Exercise details:
Scan the lines below for the string "description" and copy every one that has it.
━━━━━ Data
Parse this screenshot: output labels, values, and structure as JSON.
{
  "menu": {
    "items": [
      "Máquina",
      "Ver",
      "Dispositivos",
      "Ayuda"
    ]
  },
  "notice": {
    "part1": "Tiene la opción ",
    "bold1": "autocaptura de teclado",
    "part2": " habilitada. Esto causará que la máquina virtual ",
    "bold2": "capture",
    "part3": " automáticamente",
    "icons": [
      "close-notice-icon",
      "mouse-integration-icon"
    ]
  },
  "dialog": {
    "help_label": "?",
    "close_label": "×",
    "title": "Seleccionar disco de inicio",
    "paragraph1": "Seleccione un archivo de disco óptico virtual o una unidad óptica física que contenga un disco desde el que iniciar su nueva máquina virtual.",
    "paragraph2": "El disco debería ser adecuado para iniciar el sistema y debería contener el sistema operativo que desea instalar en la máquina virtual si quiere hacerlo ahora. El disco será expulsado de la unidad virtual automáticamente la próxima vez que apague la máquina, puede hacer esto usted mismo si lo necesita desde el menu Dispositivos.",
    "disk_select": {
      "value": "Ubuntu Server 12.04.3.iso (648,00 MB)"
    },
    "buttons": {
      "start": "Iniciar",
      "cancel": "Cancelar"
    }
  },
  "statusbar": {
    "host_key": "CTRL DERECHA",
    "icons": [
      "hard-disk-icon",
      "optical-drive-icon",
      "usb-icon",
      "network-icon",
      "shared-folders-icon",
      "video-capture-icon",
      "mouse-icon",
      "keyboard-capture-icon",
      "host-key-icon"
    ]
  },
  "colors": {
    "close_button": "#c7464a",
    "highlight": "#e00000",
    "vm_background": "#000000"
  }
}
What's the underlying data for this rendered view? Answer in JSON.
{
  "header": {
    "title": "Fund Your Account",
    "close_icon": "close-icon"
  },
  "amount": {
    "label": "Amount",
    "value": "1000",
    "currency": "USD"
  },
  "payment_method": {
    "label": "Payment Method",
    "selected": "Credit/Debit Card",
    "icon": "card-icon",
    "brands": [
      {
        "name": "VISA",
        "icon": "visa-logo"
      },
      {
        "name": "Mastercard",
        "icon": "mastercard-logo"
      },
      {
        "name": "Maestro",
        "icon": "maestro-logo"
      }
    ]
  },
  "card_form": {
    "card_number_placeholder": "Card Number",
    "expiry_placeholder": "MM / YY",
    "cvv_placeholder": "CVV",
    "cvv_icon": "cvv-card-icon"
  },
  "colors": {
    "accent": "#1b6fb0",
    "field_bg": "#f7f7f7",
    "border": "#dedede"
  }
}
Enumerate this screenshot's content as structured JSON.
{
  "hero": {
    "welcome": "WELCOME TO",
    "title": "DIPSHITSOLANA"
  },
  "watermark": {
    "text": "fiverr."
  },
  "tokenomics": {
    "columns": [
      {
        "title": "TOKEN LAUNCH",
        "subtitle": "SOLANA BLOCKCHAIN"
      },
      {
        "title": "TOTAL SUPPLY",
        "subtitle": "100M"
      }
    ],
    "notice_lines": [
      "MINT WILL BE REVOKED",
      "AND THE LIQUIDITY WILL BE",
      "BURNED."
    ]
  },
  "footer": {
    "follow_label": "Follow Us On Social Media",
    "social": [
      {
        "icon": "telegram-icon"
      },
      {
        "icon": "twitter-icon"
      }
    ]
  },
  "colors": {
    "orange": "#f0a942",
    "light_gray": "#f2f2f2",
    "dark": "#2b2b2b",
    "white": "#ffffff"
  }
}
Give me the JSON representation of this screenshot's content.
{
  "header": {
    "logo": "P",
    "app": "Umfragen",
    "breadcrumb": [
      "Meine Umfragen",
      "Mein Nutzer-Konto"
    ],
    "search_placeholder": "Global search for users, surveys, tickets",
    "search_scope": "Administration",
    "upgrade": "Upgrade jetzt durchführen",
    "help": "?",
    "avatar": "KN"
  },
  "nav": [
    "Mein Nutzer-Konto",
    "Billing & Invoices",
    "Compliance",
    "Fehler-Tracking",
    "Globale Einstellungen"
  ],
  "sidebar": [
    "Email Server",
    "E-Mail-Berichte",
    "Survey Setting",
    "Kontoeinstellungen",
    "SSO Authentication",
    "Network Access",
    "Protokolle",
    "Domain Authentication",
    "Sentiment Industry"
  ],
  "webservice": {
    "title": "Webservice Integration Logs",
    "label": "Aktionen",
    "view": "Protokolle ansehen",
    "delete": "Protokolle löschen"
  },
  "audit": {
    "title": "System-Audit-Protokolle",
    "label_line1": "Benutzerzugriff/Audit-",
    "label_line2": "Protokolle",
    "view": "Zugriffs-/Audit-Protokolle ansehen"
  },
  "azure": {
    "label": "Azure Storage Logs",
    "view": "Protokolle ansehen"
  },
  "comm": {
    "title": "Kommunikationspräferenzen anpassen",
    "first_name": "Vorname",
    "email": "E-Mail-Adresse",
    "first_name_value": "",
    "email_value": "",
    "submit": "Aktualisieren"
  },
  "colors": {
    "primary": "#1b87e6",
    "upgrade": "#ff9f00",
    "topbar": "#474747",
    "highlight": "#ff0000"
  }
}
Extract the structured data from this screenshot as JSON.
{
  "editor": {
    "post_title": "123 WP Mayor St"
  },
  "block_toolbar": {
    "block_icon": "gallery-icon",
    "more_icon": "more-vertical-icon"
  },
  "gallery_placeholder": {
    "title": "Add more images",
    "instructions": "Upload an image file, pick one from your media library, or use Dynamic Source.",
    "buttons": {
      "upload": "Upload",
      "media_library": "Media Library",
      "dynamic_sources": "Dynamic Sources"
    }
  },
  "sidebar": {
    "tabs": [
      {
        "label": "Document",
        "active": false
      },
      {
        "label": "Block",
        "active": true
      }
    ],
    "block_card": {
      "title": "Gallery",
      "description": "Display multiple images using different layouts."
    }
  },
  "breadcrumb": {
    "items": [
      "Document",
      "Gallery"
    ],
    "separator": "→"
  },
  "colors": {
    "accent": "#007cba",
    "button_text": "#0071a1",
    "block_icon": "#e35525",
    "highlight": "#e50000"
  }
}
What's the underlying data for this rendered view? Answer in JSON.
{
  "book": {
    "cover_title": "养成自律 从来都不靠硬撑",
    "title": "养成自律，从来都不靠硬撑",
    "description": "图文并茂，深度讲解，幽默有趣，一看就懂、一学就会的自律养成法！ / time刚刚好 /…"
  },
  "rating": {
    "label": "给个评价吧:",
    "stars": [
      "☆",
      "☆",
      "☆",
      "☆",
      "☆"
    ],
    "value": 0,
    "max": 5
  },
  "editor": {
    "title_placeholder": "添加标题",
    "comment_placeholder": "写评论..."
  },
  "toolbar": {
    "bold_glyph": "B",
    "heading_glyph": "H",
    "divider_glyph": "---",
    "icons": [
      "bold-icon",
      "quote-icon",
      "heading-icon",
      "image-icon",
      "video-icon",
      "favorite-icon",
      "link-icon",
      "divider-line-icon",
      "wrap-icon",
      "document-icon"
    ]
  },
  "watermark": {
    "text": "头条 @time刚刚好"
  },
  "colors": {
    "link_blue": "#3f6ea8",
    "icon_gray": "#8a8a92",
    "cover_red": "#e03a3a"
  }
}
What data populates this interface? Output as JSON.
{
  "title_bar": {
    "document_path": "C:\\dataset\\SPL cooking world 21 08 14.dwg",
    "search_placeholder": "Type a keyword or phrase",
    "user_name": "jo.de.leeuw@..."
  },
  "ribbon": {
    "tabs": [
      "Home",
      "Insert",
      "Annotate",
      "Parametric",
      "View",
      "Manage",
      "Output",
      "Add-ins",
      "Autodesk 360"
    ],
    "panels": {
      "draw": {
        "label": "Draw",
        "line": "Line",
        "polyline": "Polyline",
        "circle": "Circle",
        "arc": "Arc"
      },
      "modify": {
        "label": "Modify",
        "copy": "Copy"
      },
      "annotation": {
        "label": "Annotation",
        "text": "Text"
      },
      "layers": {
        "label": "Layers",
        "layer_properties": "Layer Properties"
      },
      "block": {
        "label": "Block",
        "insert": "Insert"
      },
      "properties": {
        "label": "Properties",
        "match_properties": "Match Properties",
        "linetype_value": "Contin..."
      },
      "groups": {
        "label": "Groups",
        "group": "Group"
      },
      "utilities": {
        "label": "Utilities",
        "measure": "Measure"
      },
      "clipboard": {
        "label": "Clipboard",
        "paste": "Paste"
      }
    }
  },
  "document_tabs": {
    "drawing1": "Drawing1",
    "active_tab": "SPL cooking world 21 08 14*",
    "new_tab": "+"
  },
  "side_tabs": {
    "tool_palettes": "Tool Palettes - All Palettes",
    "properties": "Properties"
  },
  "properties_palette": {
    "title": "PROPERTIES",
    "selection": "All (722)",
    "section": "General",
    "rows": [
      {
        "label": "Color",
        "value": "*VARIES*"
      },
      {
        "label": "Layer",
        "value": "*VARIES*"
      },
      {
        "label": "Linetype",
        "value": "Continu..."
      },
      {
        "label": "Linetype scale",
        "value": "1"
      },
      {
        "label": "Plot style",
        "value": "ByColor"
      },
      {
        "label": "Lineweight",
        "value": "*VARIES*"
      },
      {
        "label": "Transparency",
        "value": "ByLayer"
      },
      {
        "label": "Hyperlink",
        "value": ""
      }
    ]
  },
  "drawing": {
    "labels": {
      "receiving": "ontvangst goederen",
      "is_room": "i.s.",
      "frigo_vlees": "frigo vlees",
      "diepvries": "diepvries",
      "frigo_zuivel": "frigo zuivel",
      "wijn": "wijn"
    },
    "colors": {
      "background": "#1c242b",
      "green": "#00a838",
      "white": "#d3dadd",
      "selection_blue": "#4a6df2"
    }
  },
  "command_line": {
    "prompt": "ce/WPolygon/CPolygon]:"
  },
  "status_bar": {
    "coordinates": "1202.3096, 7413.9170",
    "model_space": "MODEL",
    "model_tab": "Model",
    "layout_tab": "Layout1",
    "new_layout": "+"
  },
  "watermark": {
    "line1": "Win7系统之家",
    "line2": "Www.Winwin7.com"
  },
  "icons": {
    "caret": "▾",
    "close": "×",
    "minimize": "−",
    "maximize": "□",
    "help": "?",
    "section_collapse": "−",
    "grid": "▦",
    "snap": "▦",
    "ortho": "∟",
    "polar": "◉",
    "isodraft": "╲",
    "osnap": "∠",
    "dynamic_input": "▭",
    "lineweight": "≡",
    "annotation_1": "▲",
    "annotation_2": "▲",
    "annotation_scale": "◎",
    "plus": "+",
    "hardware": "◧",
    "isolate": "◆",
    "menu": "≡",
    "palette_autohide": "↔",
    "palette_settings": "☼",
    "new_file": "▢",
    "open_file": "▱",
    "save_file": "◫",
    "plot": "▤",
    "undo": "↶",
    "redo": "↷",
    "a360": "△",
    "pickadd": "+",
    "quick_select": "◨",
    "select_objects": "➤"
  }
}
━━━━━━━━━━
Written answer:
      "description": "Display multiple images using different layouts."
    "description": "图文并茂，深度讲解，幽默有趣，一看就懂、一学就会的自律养成法！ / time刚刚好 /…"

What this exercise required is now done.